__Stated problem__: Look through the records below, and copy out every line that holds the string "TechElectra".

(A block of data)
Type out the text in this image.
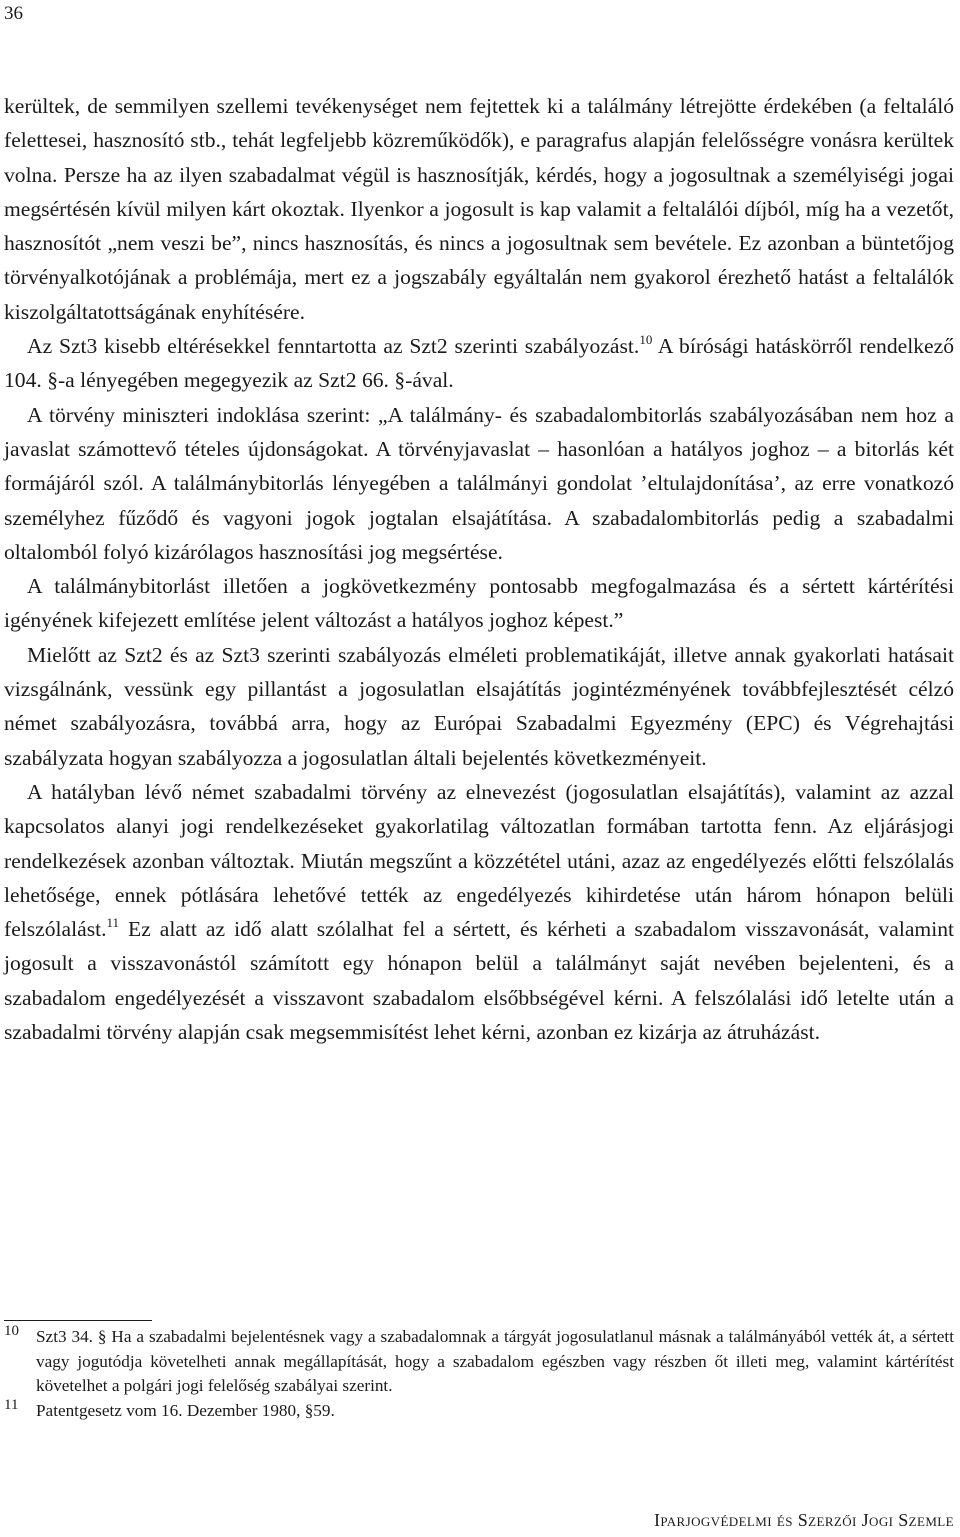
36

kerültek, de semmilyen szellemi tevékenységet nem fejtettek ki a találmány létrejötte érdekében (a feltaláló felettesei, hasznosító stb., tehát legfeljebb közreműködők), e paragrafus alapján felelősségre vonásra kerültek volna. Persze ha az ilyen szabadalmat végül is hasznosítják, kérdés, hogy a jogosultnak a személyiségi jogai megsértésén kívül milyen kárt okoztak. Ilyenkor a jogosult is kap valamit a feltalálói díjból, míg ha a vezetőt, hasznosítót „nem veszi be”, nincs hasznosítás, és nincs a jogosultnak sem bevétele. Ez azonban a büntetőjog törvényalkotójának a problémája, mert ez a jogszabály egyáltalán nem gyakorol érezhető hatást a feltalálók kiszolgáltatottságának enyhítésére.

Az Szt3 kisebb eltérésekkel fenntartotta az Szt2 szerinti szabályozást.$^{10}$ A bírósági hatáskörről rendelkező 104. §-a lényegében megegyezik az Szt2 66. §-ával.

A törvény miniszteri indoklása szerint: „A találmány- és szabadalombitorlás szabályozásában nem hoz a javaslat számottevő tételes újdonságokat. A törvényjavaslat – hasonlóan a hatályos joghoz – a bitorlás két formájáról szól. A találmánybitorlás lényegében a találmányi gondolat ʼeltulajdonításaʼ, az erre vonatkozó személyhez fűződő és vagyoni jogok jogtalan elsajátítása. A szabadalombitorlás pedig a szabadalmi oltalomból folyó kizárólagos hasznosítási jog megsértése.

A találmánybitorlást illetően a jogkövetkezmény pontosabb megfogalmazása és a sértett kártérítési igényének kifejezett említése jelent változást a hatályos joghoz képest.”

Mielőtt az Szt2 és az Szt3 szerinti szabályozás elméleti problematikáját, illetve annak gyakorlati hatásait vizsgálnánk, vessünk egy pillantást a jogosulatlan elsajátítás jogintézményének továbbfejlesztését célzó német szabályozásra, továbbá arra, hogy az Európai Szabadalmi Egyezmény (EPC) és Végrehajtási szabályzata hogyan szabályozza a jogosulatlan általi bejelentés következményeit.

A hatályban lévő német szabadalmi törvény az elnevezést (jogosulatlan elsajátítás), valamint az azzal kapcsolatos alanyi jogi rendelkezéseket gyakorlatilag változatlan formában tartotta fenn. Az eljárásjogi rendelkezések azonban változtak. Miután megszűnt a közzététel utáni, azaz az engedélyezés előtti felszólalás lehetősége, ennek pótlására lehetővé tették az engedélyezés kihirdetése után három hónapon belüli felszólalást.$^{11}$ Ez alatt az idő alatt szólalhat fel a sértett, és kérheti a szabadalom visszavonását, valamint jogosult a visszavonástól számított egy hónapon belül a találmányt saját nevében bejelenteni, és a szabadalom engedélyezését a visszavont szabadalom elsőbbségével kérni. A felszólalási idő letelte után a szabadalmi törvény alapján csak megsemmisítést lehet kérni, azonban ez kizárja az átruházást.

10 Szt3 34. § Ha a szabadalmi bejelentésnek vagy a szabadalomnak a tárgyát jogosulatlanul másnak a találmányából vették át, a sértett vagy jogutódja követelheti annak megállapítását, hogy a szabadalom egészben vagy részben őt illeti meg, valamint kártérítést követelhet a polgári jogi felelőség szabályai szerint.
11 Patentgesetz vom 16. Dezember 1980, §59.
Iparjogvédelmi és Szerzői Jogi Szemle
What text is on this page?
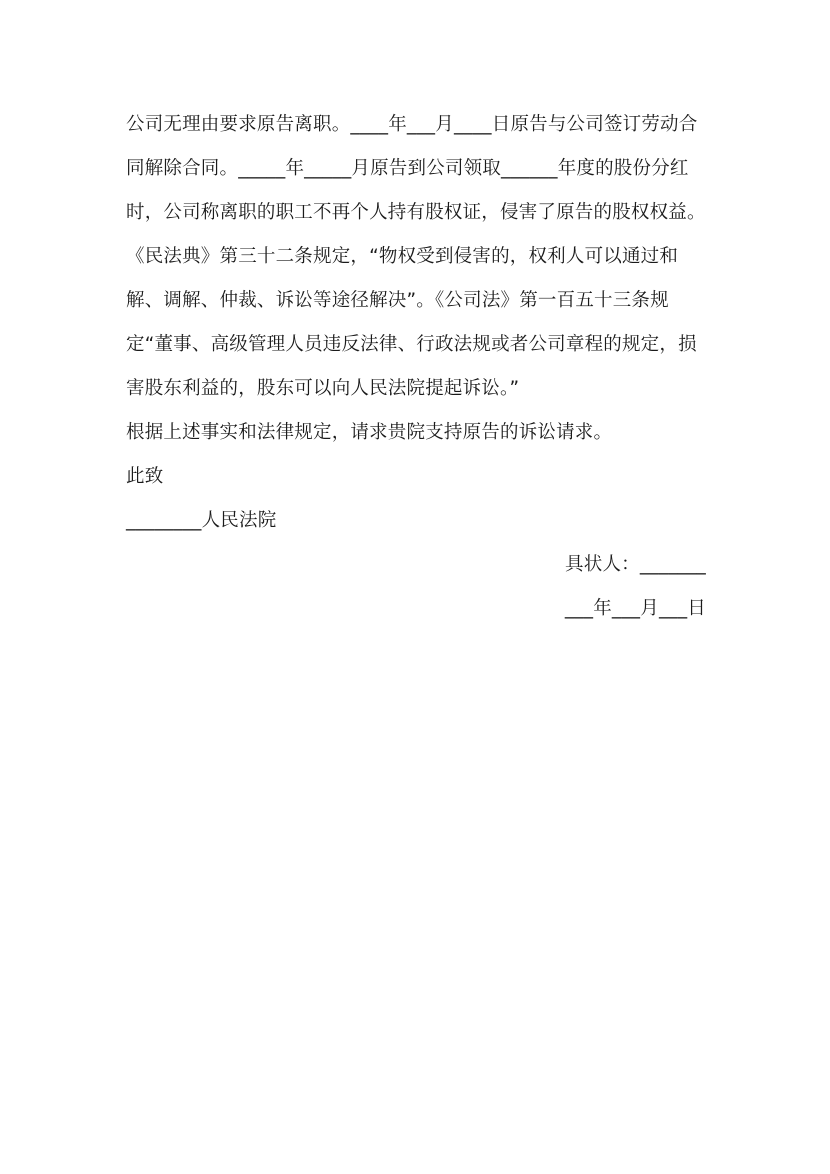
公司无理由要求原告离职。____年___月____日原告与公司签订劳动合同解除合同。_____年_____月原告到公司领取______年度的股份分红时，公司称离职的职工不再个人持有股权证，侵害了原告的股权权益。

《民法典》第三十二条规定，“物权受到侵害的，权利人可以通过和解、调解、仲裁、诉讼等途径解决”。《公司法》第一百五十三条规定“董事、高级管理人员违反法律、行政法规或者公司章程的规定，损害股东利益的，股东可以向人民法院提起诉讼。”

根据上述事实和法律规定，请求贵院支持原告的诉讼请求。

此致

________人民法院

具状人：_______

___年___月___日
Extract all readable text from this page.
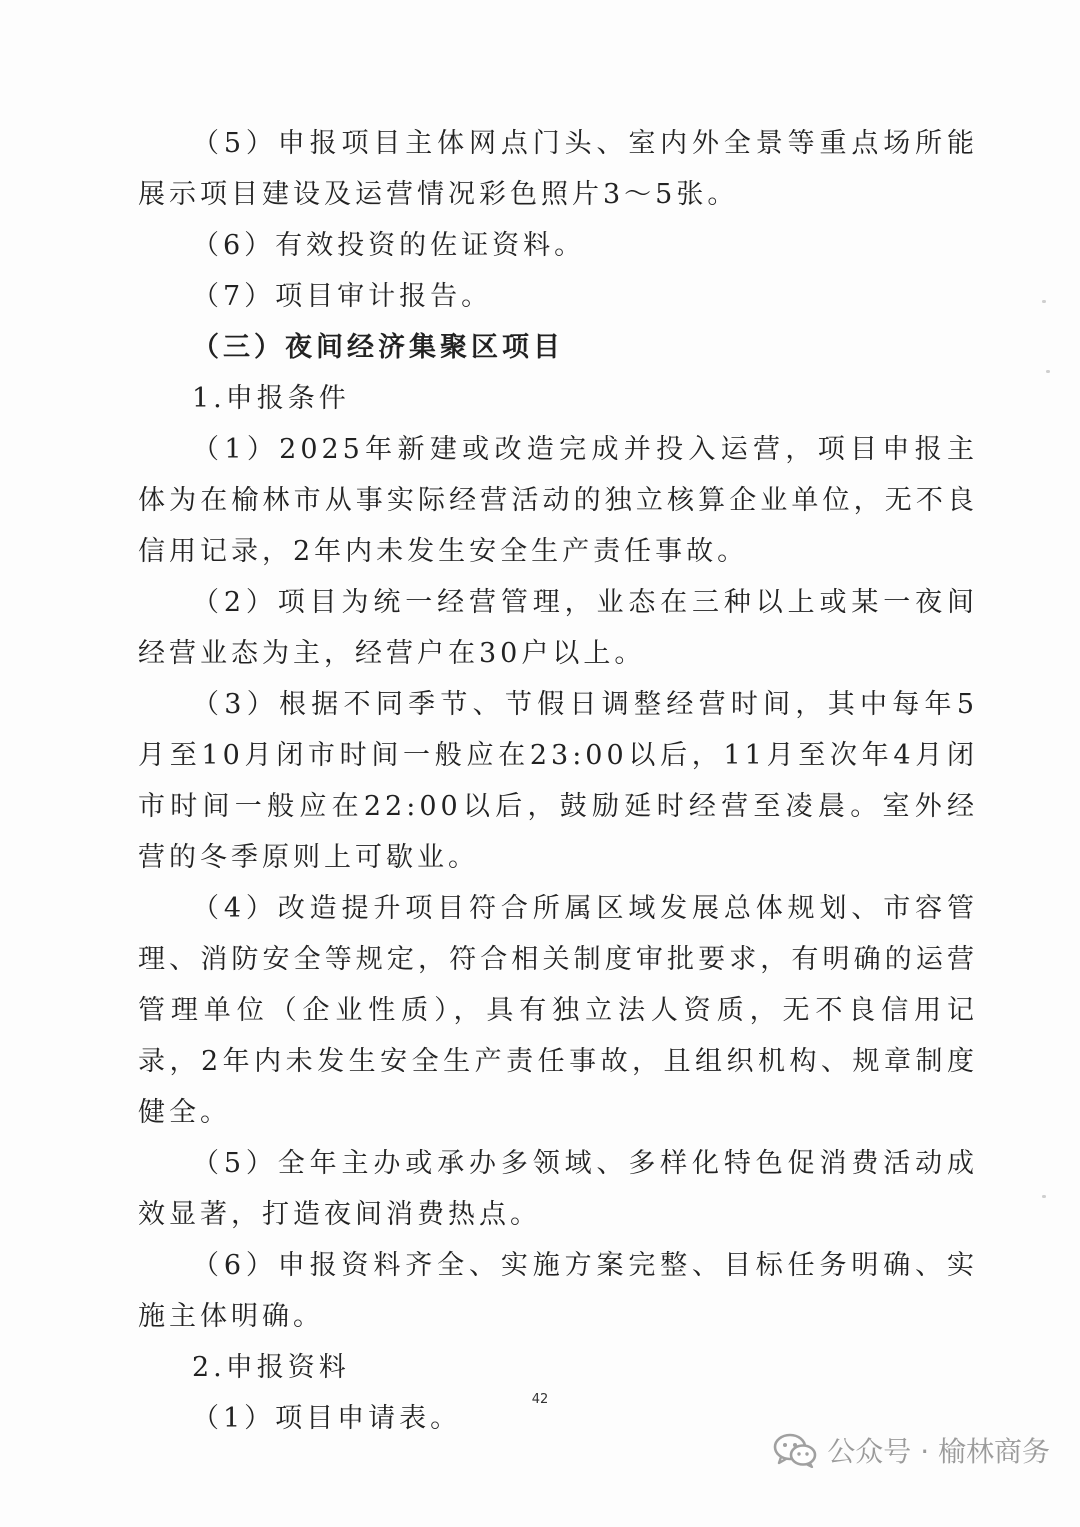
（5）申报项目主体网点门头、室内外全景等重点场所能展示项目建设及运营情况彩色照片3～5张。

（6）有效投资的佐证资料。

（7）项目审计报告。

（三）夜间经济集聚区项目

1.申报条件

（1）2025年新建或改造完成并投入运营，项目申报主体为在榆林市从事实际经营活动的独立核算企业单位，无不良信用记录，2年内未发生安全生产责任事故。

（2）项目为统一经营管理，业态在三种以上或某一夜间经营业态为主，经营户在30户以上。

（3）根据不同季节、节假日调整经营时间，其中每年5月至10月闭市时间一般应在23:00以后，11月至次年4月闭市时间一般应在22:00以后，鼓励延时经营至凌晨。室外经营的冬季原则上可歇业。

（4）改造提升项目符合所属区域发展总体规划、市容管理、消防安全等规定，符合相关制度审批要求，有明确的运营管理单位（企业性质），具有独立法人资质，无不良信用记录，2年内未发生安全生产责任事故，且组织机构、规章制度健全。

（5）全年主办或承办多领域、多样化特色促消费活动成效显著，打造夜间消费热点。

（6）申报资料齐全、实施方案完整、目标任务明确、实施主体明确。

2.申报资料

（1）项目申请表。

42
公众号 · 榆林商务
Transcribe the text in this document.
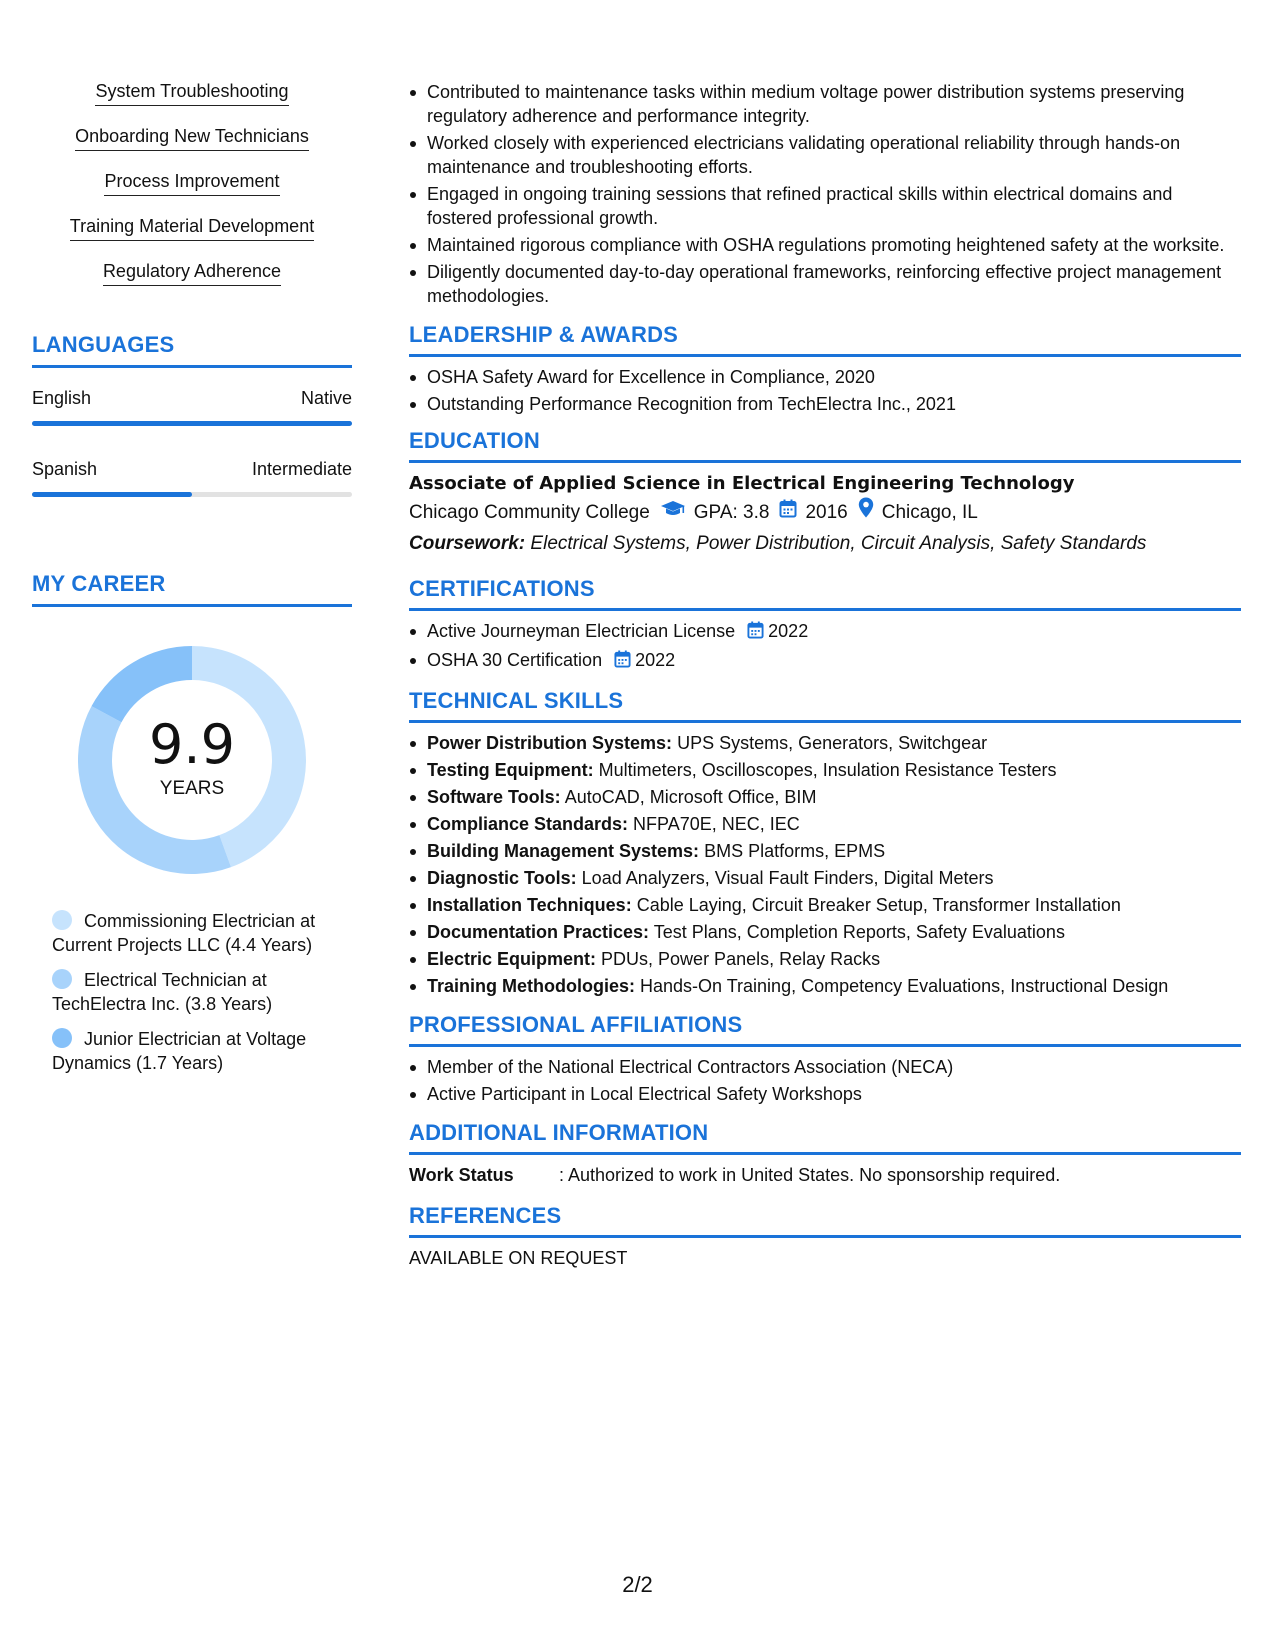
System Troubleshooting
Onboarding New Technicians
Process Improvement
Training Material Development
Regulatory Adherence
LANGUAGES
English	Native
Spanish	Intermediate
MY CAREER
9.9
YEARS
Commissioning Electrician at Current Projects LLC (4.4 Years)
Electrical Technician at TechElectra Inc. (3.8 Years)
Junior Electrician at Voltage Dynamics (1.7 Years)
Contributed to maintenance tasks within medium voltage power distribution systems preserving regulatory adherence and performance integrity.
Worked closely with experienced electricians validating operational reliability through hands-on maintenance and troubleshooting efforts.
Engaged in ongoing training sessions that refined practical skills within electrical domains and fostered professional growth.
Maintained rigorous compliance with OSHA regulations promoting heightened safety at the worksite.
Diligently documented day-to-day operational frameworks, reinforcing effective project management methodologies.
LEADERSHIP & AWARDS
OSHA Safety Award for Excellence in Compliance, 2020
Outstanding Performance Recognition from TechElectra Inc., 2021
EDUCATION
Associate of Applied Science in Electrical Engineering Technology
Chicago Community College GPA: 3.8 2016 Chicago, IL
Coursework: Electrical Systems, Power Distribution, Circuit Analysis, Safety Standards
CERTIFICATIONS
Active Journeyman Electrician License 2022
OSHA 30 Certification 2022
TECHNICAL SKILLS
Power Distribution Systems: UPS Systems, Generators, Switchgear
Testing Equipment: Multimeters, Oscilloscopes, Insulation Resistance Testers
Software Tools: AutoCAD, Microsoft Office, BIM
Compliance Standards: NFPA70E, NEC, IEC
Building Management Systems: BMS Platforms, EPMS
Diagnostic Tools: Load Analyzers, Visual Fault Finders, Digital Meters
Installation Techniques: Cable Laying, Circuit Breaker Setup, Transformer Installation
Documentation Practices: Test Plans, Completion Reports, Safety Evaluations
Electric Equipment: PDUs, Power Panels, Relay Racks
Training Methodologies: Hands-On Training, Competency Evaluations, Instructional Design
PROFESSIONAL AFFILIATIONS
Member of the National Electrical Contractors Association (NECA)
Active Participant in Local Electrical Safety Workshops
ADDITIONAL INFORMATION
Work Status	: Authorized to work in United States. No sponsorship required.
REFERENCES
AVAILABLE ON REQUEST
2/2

__Solved problem__:
Electrical Technician at TechElectra Inc. (3.8 Years)
Outstanding Performance Recognition from TechElectra Inc., 2021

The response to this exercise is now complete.